_RECORDS SHOWN_
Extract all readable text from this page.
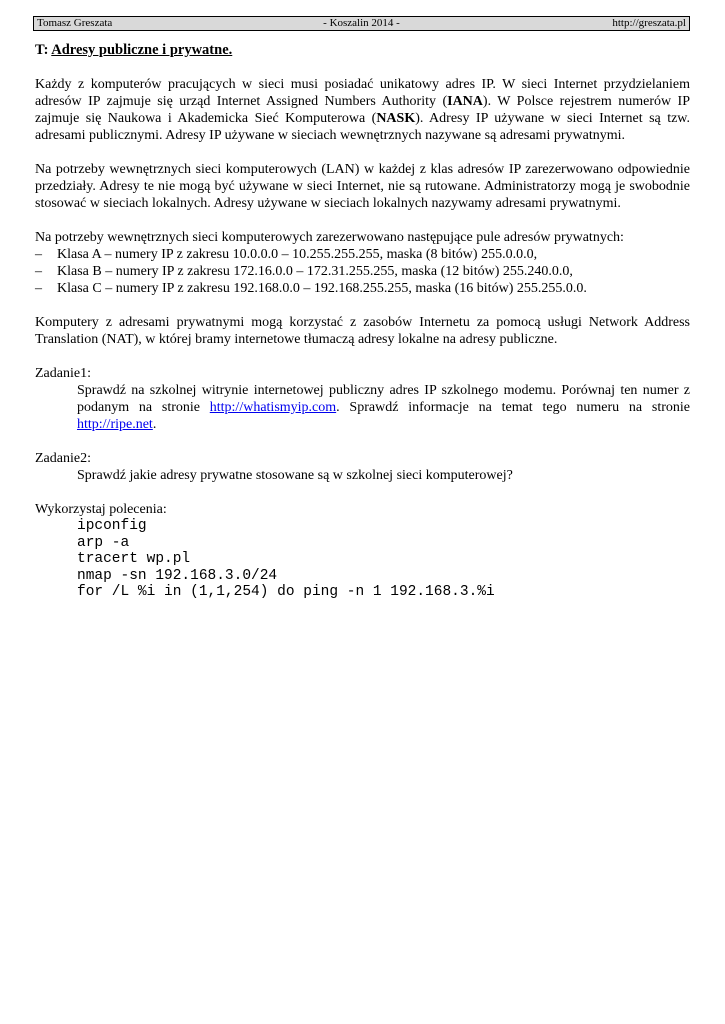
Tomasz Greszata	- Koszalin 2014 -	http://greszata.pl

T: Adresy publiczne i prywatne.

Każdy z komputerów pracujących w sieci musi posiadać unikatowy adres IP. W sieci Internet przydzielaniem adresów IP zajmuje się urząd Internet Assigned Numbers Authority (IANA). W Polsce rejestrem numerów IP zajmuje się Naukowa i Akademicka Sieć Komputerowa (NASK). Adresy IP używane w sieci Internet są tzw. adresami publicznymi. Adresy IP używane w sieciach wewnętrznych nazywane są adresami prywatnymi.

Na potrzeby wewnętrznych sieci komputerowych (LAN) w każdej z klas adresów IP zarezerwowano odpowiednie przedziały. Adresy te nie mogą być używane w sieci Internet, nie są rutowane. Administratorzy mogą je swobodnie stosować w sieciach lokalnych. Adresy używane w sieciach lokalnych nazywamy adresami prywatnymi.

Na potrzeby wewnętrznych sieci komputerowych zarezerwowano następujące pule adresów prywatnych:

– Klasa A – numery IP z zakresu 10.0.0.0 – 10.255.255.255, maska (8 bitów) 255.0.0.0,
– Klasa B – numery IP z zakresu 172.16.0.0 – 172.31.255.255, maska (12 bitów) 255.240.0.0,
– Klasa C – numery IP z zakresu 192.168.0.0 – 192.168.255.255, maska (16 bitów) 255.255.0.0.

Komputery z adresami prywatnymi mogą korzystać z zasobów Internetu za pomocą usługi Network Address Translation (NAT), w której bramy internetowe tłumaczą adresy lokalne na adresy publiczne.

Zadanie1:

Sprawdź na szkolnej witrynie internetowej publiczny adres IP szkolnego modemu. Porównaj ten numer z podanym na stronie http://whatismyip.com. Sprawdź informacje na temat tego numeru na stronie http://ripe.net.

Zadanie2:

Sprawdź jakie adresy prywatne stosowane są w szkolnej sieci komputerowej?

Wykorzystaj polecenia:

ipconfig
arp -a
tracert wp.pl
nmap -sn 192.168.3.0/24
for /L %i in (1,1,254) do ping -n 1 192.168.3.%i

==

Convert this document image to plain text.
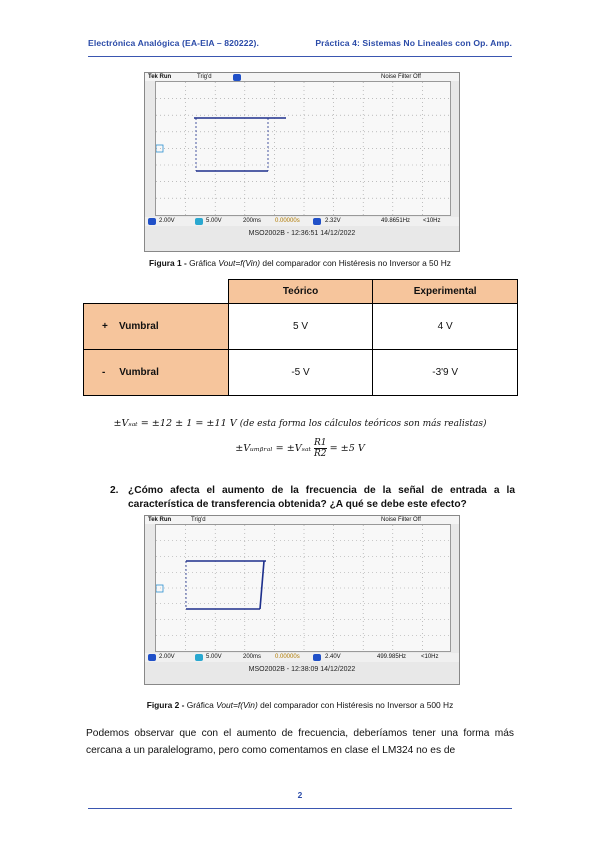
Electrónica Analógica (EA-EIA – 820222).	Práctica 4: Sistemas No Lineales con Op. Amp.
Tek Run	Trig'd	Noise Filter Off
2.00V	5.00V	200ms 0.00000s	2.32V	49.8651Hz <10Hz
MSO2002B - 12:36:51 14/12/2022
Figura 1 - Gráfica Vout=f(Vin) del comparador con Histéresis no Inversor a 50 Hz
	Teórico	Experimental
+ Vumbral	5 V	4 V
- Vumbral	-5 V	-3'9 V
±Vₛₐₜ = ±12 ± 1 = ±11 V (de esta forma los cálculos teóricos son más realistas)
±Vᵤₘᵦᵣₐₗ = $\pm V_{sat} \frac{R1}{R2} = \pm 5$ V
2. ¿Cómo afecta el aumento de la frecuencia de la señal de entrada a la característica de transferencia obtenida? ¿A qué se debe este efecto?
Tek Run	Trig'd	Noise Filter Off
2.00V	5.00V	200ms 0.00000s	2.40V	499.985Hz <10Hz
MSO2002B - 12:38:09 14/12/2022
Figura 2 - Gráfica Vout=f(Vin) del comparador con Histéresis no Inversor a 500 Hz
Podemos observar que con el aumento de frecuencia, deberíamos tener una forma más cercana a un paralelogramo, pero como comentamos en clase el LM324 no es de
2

_WORK REQUIRED_
Check every line of the data above for the string "maska", and copy those that have it.

_EXERCISE RESPONSE_
– Klasa A – numery IP z zakresu 10.0.0.0 – 10.255.255.255, maska (8 bitów) 255.0.0.0,
– Klasa B – numery IP z zakresu 172.16.0.0 – 172.31.255.255, maska (12 bitów) 255.240.0.0,
– Klasa C – numery IP z zakresu 192.168.0.0 – 192.168.255.255, maska (16 bitów) 255.255.0.0.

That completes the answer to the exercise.